[Source data]
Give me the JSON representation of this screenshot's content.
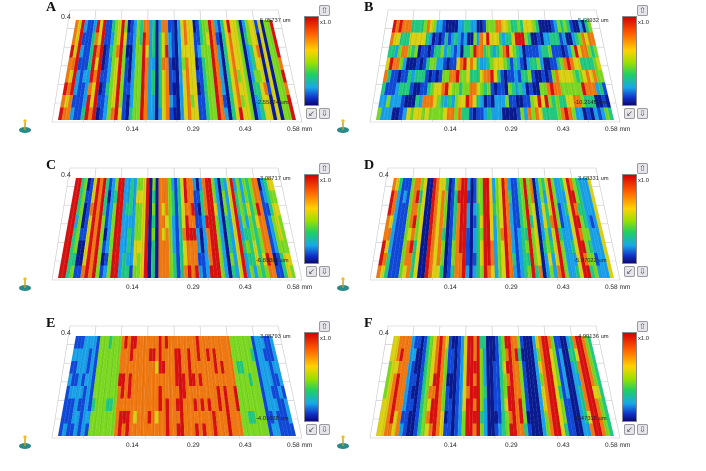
{
  "panels": [
    {
      "letter": "A",
      "ylabel": "0.4",
      "xticks": [
        "0.14",
        "0.29",
        "0.43",
        "0.58 mm"
      ],
      "scale_top": "5.05737 um",
      "scale_bottom": "-2.55824 um",
      "scale_mult": "x1.0"
    },
    {
      "letter": "B",
      "ylabel": "",
      "xticks": [
        "0.14",
        "0.29",
        "0.43",
        "0.58 mm"
      ],
      "scale_top": "5.68932 um",
      "scale_bottom": "-10.2145 um",
      "scale_mult": "x1.0"
    },
    {
      "letter": "C",
      "ylabel": "0.4",
      "xticks": [
        "0.14",
        "0.29",
        "0.43",
        "0.58 mm"
      ],
      "scale_top": "3.08717 um",
      "scale_bottom": "-6.83884 um",
      "scale_mult": "x1.0"
    },
    {
      "letter": "D",
      "ylabel": "0.4",
      "xticks": [
        "0.14",
        "0.29",
        "0.43",
        "0.58 mm"
      ],
      "scale_top": "3.68331 um",
      "scale_bottom": "-5.97022 um",
      "scale_mult": "x1.0"
    },
    {
      "letter": "E",
      "ylabel": "0.4",
      "xticks": [
        "0.14",
        "0.29",
        "0.43",
        "0.58 mm"
      ],
      "scale_top": "3.08793 um",
      "scale_bottom": "-4.01668 um",
      "scale_mult": "x1.0"
    },
    {
      "letter": "F",
      "ylabel": "0.4",
      "xticks": [
        "0.14",
        "0.29",
        "0.43",
        "0.58 mm"
      ],
      "scale_top": "4.90136 um",
      "scale_bottom": "-9.47315 um",
      "scale_mult": "x1.0"
    }
  ],
  "surface_palette": [
    "#0a1a90",
    "#1048d8",
    "#18a0e8",
    "#20c880",
    "#7ad820",
    "#d8d010",
    "#f07810",
    "#d81010"
  ],
  "icons": {
    "up": "arrow-up-icon",
    "down": "arrow-down-icon",
    "rotate": "rotate-view-icon",
    "axis": "axis-gizmo-icon"
  }
}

=== WHAT IS BEING ASKED ===
From the data above, gather every line that includes the word "arrow".

=== RESPONSE BELOW ===
    "up": "arrow-up-icon",
    "down": "arrow-down-icon",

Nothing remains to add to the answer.